→ **Short task**: Pull out every line of the data below that contains the string "QUIERO", paying attention to case.

++++++++

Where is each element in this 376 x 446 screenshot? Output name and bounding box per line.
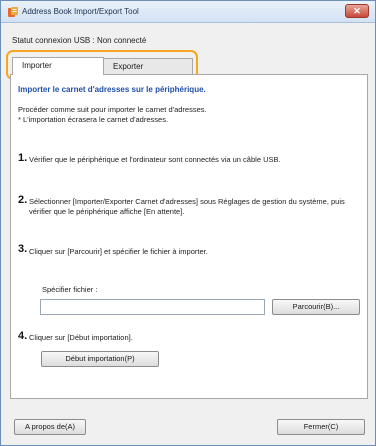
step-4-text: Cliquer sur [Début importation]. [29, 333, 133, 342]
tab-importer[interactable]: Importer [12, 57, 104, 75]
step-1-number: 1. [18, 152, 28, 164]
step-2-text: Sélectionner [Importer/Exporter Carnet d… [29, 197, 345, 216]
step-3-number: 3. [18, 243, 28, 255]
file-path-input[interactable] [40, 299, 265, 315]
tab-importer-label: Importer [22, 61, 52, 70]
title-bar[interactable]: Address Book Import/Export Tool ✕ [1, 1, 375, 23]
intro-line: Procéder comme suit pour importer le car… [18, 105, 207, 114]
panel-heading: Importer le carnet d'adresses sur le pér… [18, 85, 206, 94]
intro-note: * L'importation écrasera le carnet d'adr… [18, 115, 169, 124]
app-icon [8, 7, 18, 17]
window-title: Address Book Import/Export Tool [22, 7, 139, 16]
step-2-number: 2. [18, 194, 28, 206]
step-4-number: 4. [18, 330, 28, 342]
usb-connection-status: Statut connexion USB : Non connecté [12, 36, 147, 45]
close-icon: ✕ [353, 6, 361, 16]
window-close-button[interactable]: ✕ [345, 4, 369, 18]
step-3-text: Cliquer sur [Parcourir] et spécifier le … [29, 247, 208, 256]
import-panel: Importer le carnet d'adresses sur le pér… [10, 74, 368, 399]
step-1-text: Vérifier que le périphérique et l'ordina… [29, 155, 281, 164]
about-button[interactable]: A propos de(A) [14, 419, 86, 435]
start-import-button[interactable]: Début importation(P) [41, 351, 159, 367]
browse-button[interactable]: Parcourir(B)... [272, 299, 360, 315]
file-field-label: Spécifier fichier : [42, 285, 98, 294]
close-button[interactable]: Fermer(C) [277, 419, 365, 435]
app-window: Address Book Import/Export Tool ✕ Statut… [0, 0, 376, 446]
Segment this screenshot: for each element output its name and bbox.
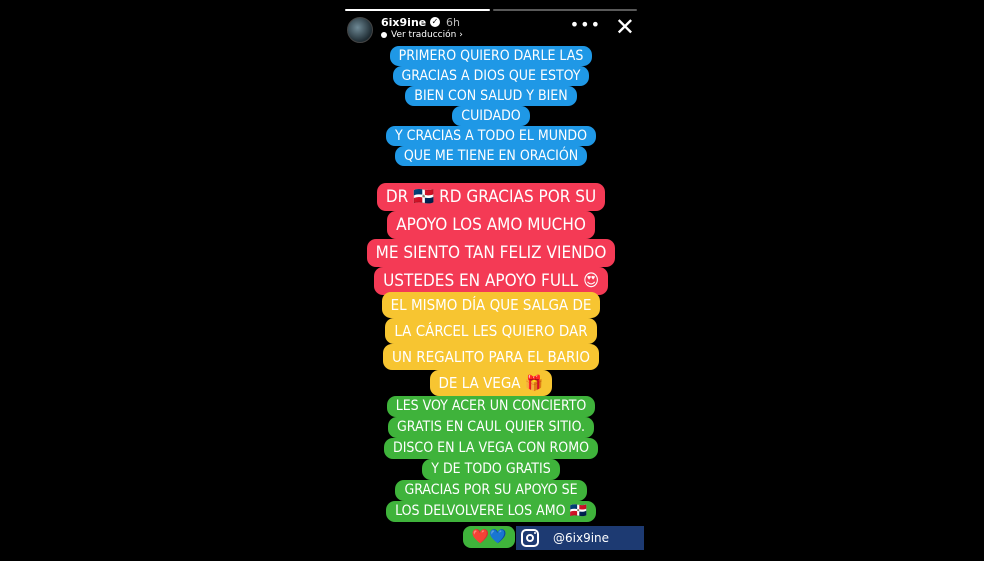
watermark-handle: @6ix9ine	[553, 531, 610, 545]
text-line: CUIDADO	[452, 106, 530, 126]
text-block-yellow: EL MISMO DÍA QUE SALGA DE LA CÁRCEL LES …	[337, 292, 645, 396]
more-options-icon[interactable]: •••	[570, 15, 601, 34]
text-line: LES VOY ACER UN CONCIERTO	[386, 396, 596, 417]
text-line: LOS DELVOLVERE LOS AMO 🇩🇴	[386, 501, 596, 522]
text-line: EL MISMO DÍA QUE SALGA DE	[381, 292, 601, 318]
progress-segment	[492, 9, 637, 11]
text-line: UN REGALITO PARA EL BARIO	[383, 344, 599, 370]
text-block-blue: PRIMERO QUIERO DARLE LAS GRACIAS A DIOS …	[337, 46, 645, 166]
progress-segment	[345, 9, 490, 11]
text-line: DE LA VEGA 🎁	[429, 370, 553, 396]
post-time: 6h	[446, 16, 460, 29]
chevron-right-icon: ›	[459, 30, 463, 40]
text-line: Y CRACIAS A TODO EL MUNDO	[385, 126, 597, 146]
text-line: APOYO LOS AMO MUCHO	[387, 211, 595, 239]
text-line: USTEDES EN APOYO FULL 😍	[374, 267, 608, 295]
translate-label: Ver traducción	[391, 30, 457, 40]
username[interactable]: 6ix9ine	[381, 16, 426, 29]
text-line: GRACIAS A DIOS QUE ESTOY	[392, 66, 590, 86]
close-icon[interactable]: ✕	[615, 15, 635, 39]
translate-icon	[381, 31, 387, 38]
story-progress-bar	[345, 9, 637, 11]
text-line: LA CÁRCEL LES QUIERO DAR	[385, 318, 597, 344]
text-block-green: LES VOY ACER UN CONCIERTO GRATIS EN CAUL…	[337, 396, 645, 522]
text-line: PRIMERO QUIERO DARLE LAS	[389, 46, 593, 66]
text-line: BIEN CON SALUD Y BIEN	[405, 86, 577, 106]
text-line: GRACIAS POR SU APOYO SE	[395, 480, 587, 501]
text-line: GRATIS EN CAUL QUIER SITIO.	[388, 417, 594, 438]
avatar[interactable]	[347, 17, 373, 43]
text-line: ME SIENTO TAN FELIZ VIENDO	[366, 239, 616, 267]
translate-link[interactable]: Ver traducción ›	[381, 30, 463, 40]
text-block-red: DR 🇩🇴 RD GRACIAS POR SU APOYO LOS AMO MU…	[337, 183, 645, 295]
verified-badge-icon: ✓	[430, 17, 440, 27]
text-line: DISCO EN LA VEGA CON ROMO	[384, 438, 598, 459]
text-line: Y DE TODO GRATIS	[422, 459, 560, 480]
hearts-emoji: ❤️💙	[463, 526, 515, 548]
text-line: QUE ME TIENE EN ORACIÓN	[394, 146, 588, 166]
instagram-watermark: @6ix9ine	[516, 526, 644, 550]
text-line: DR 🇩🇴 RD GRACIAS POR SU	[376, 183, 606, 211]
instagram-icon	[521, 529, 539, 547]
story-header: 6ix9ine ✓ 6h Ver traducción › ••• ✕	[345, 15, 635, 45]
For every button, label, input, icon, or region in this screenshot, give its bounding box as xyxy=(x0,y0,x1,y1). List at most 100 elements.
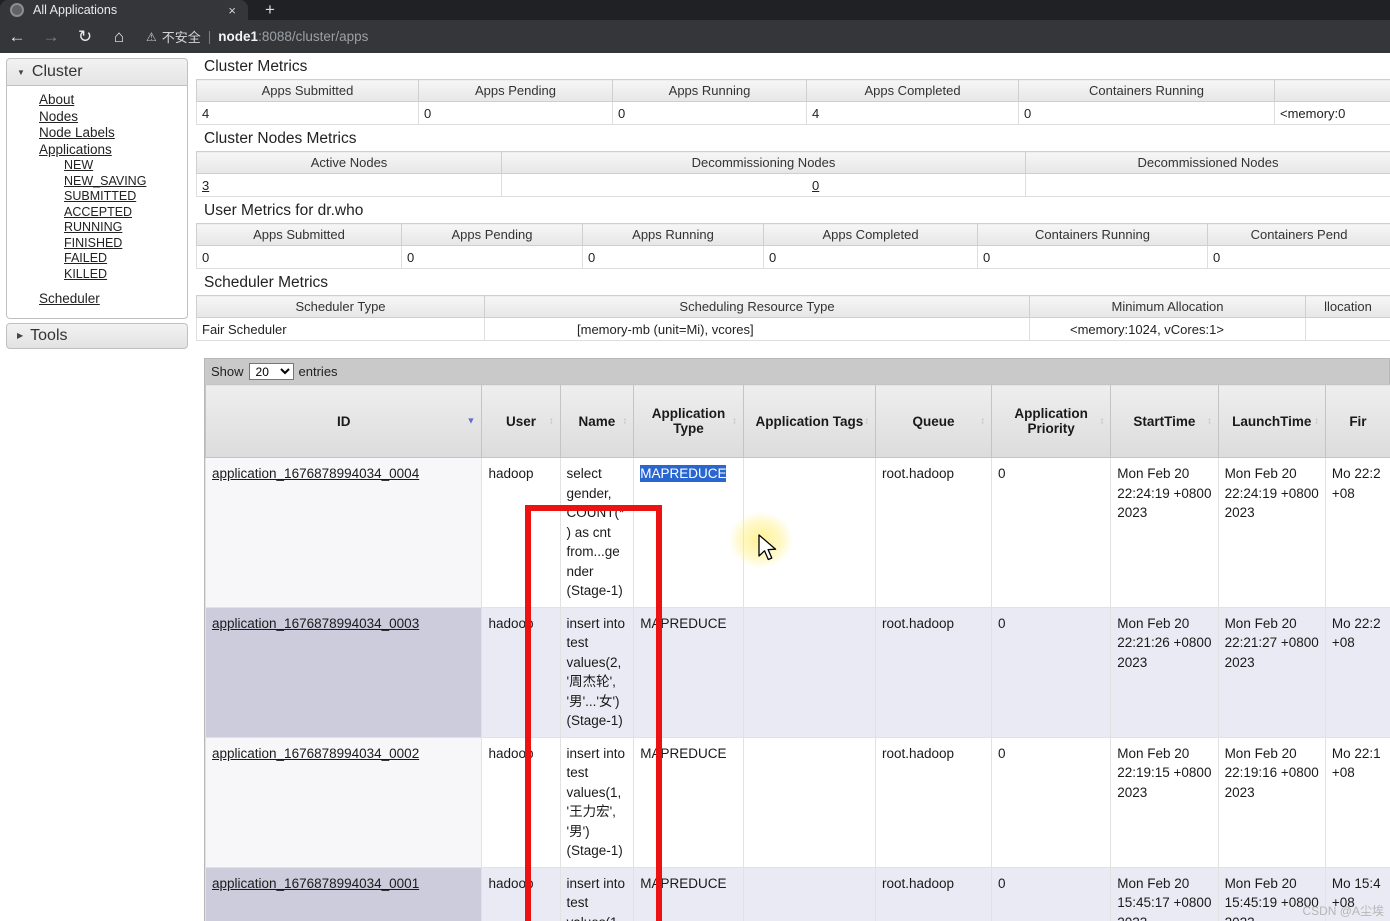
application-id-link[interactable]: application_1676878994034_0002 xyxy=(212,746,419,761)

++++++++

→ **Worked solution**:
text-block-blue: PRIMERO QUIERO DARLE LAS GRACIAS A DIOS …	[337, 46, 645, 166]
text-line: LA CÁRCEL LES QUIERO DAR	[385, 318, 597, 344]
text-line: PRIMERO QUIERO DARLE LAS	[389, 46, 593, 66]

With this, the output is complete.